| EXTRACTED RECORDS |

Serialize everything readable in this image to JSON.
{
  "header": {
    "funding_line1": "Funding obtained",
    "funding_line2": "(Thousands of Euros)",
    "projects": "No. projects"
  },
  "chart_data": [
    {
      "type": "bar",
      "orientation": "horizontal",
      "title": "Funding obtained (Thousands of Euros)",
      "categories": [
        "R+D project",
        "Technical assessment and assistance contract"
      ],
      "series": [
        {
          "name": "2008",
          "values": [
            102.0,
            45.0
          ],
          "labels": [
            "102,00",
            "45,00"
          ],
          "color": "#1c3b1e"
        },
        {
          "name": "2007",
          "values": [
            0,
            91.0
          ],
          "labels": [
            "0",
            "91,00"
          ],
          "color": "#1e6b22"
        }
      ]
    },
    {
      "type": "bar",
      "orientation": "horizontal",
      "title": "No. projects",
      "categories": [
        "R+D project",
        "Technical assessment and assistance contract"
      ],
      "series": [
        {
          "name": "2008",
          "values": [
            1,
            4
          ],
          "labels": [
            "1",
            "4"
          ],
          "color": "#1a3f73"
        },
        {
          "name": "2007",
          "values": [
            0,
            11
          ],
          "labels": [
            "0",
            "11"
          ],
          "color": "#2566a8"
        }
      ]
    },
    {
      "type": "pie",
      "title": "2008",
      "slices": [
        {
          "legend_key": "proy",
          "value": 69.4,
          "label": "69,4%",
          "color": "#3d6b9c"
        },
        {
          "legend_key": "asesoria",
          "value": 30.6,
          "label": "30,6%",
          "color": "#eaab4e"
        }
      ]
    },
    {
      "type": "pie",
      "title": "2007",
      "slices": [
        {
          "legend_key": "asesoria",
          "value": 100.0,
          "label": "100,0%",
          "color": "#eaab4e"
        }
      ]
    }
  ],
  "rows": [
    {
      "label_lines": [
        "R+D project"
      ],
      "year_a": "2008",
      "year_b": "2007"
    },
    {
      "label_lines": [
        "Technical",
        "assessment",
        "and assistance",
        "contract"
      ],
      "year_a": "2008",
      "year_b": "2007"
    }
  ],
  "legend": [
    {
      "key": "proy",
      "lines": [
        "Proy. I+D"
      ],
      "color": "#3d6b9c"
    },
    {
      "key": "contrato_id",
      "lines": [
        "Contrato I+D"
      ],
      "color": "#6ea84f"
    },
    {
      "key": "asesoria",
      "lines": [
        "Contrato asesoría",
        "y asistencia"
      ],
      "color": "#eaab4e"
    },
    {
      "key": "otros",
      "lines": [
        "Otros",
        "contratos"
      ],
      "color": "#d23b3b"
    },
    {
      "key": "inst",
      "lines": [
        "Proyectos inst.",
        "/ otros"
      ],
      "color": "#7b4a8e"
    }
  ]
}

| SET TASK |
Take every line containing the word "projects" and copy it.

| ANSWER IN FULL |
    "projects": "No. projects"
      "title": "No. projects",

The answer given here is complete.